Prompt → Reproduce the records below in full and exactly, without their images.

>>>

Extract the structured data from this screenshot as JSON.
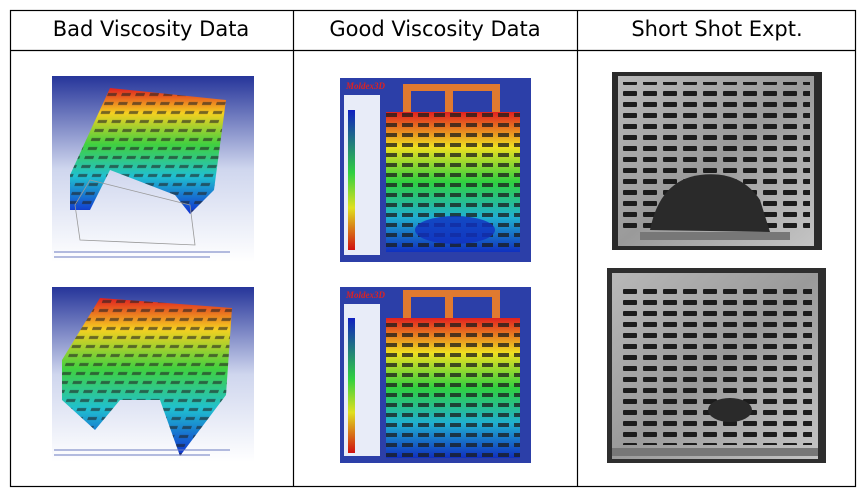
{
  "table": {
    "headers": [
      "Bad Viscosity Data",
      "Good Viscosity Data",
      "Short Shot Expt."
    ]
  },
  "images": {
    "brand": "Moldex3D"
  }
}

<<<

Task answer →
Extract the structured data from this screenshot as JSON.
{
  "table": {
    "headers": [
      "Bad Viscosity Data",
      "Good Viscosity Data",
      "Short Shot Expt."
    ]
  },
  "images": {
    "brand": "Moldex3D"
  }
}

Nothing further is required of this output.